## CHALLENGE
From the entries provided below, copy each line that contains the word "والترمذى".
#### DATASET ROWS ####
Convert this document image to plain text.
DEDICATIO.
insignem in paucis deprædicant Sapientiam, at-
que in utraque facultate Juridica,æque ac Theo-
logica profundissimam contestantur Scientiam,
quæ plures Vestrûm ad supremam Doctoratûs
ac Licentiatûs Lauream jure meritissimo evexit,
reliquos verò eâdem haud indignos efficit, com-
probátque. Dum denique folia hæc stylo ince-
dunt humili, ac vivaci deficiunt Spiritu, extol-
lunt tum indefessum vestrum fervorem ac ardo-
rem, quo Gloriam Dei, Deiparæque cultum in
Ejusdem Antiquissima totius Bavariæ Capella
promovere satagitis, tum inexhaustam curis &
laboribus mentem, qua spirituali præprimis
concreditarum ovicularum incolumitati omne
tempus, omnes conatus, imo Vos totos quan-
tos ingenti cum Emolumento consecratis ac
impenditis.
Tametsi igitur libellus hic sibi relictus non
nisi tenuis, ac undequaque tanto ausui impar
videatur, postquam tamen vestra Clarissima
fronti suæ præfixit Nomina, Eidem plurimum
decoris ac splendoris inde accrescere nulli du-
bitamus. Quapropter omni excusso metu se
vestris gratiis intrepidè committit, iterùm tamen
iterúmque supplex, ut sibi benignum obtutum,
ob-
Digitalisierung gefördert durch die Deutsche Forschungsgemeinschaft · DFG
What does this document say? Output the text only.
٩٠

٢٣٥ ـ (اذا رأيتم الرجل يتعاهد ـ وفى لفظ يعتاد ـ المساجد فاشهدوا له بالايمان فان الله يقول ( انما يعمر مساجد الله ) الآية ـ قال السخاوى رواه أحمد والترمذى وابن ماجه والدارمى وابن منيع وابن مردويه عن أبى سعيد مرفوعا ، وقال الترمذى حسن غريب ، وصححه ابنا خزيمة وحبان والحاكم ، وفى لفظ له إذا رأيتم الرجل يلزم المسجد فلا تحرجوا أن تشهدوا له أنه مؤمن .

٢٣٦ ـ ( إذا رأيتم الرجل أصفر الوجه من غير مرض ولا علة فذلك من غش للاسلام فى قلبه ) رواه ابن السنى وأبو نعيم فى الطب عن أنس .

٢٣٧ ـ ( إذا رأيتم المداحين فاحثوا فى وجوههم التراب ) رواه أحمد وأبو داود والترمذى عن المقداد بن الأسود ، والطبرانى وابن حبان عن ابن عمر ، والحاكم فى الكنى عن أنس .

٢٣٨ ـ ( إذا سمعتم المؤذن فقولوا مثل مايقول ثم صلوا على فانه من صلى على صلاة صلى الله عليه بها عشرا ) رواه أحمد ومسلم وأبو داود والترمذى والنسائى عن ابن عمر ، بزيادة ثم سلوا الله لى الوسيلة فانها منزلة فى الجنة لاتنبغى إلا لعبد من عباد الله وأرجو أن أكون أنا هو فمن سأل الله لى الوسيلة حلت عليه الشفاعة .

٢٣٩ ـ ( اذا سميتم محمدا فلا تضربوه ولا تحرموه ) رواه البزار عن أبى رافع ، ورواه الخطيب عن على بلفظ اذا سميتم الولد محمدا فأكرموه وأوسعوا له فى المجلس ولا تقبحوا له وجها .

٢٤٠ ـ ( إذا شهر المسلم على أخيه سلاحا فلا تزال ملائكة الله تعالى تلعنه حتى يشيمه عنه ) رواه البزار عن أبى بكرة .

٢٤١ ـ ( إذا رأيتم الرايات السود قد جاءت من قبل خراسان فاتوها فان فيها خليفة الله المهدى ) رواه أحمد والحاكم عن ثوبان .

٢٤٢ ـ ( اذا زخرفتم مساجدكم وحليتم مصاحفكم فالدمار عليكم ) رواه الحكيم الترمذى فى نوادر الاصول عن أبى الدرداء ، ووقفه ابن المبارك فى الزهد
####
## WORKED ANSWER
٢٣٥ ـ (اذا رأيتم الرجل يتعاهد ـ وفى لفظ يعتاد ـ المساجد فاشهدوا له بالايمان فان الله يقول ( انما يعمر مساجد الله ) الآية ـ قال السخاوى رواه أحمد والترمذى وابن ماجه والدارمى وابن منيع وابن مردويه عن أبى سعيد مرفوعا ، وقال الترمذى حسن غريب ، وصححه ابنا خزيمة وحبان والحاكم ، وفى لفظ له إذا رأيتم الرجل يلزم المسجد فلا تحرجوا أن تشهدوا له أنه مؤمن .
٢٣٧ ـ ( إذا رأيتم المداحين فاحثوا فى وجوههم التراب ) رواه أحمد وأبو داود والترمذى عن المقداد بن الأسود ، والطبرانى وابن حبان عن ابن عمر ، والحاكم فى الكنى عن أنس .
٢٣٨ ـ ( إذا سمعتم المؤذن فقولوا مثل مايقول ثم صلوا على فانه من صلى على صلاة صلى الله عليه بها عشرا ) رواه أحمد ومسلم وأبو داود والترمذى والنسائى عن ابن عمر ، بزيادة ثم سلوا الله لى الوسيلة فانها منزلة فى الجنة لاتنبغى إلا لعبد من عباد الله وأرجو أن أكون أنا هو فمن سأل الله لى الوسيلة حلت عليه الشفاعة .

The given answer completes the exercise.